# What needs to be done:
Show every line below that contains the string 'ticks', matching case exactly.

# Given records:
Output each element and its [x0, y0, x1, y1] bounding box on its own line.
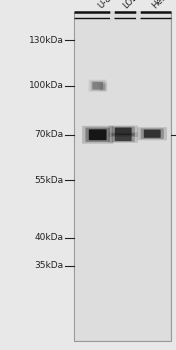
FancyBboxPatch shape: [82, 126, 113, 144]
FancyBboxPatch shape: [89, 129, 107, 140]
FancyBboxPatch shape: [137, 127, 167, 140]
Text: 55kDa: 55kDa: [34, 176, 63, 185]
FancyBboxPatch shape: [99, 83, 107, 91]
Text: 70kDa: 70kDa: [34, 130, 63, 139]
FancyBboxPatch shape: [115, 127, 132, 135]
FancyBboxPatch shape: [115, 134, 132, 141]
Text: 130kDa: 130kDa: [29, 36, 63, 45]
FancyBboxPatch shape: [108, 132, 138, 143]
FancyBboxPatch shape: [112, 133, 135, 142]
FancyBboxPatch shape: [141, 128, 164, 139]
FancyBboxPatch shape: [99, 82, 108, 92]
FancyBboxPatch shape: [90, 81, 105, 91]
Text: 35kDa: 35kDa: [34, 261, 63, 271]
FancyBboxPatch shape: [86, 127, 110, 142]
Text: HeLa: HeLa: [150, 0, 172, 10]
FancyBboxPatch shape: [108, 125, 138, 137]
Text: LO2: LO2: [121, 0, 140, 10]
Text: U-87MG: U-87MG: [96, 0, 127, 10]
FancyBboxPatch shape: [144, 130, 161, 138]
Text: 100kDa: 100kDa: [29, 81, 63, 90]
FancyBboxPatch shape: [112, 126, 135, 136]
Bar: [74, 12, 171, 341]
FancyBboxPatch shape: [89, 80, 107, 92]
Bar: [75, 14, 170, 340]
Text: 40kDa: 40kDa: [34, 233, 63, 243]
FancyBboxPatch shape: [100, 84, 106, 90]
FancyBboxPatch shape: [92, 82, 103, 90]
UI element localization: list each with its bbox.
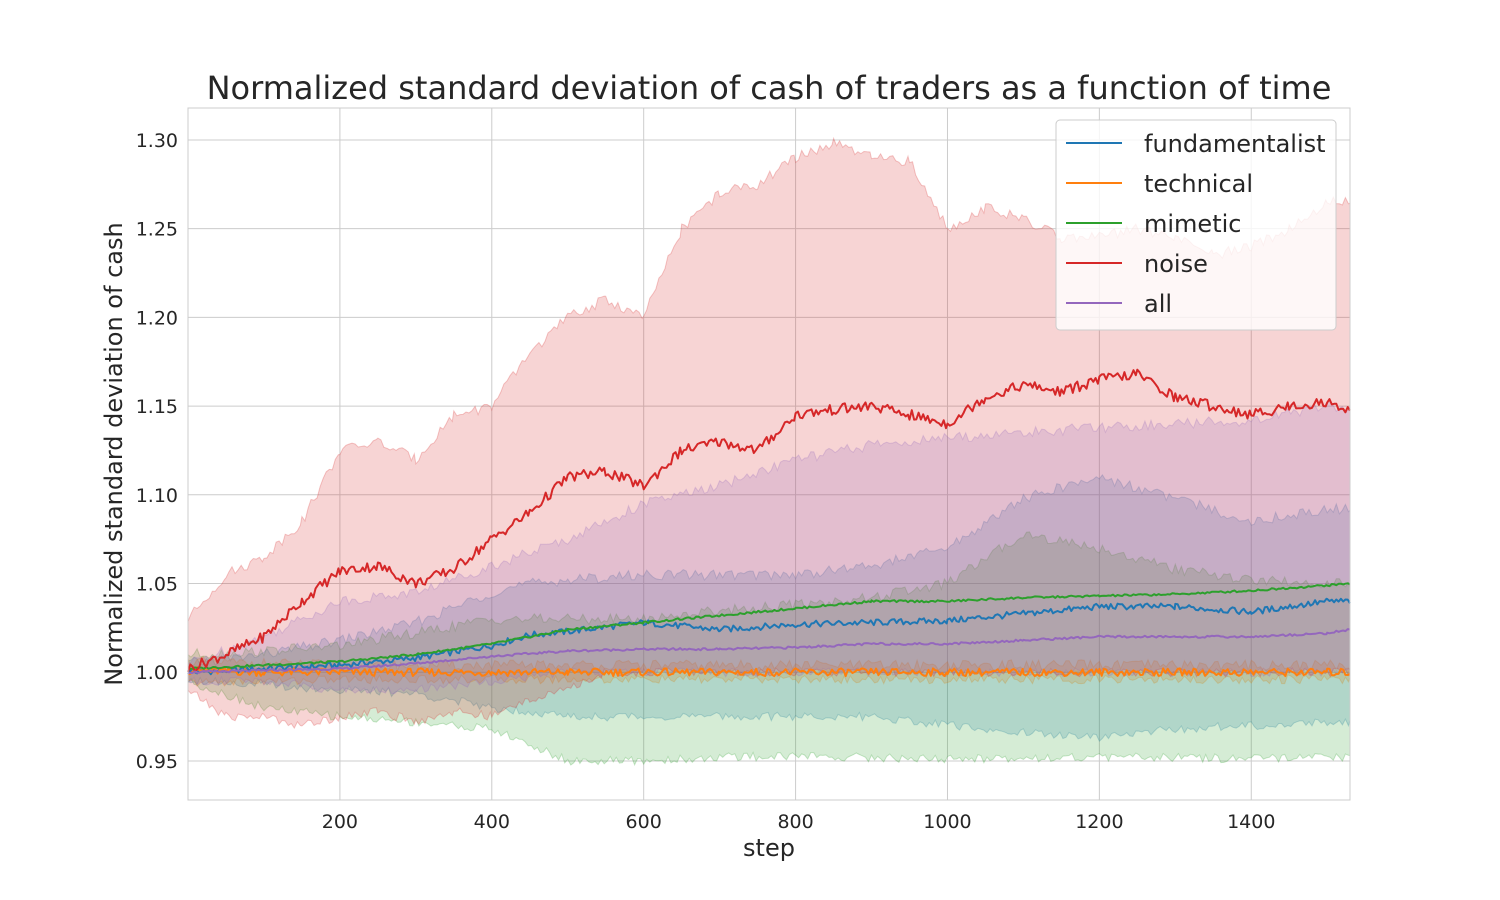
legend: fundamentalist technical mimetic noise all (1055, 119, 1337, 331)
y-axis-label: Normalized standard deviation of cash (100, 222, 128, 685)
y-axis-ticks: 0.95 1.00 1.05 1.10 1.15 1.20 1.25 1.30 (136, 130, 178, 773)
line-fundamentalist (187, 597, 1351, 676)
y-tick-label: 1.30 (136, 130, 178, 152)
y-tick-label: 1.05 (136, 574, 178, 596)
legend-label-all: all (1144, 290, 1172, 318)
x-tick-label: 1400 (1227, 811, 1275, 833)
x-axis-label: step (743, 834, 795, 862)
legend-label-fundamentalist: fundamentalist (1144, 130, 1326, 158)
x-tick-label: 800 (777, 811, 813, 833)
line-all (187, 628, 1351, 675)
chart-title: Normalized standard deviation of cash of… (207, 69, 1332, 107)
x-tick-label: 600 (626, 811, 662, 833)
series-lines (187, 368, 1351, 678)
x-tick-label: 400 (474, 811, 510, 833)
x-tick-label: 200 (322, 811, 358, 833)
legend-label-noise: noise (1144, 250, 1208, 278)
y-tick-label: 0.95 (136, 751, 178, 773)
line-technical (187, 666, 1351, 678)
y-tick-label: 1.10 (136, 485, 178, 507)
y-tick-label: 1.20 (136, 307, 178, 329)
legend-label-mimetic: mimetic (1144, 210, 1241, 238)
x-tick-label: 1000 (923, 811, 971, 833)
line-noise (187, 368, 1351, 673)
legend-label-technical: technical (1144, 170, 1253, 198)
line-mimetic (187, 582, 1351, 671)
y-tick-label: 1.15 (136, 396, 178, 418)
x-tick-label: 1200 (1075, 811, 1123, 833)
plot-frame (187, 107, 1351, 801)
y-tick-label: 1.25 (136, 219, 178, 241)
x-axis-ticks: 200 400 600 800 1000 1200 1400 (322, 811, 1276, 833)
legend-box (1055, 119, 1337, 331)
y-tick-label: 1.00 (136, 662, 178, 684)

# Answer in full:
y-axis-ticks: 0.95 1.00 1.05 1.10 1.15 1.20 1.25 1.30 (136, 130, 178, 773)
x-axis-ticks: 200 400 600 800 1000 1200 1400 (322, 811, 1276, 833)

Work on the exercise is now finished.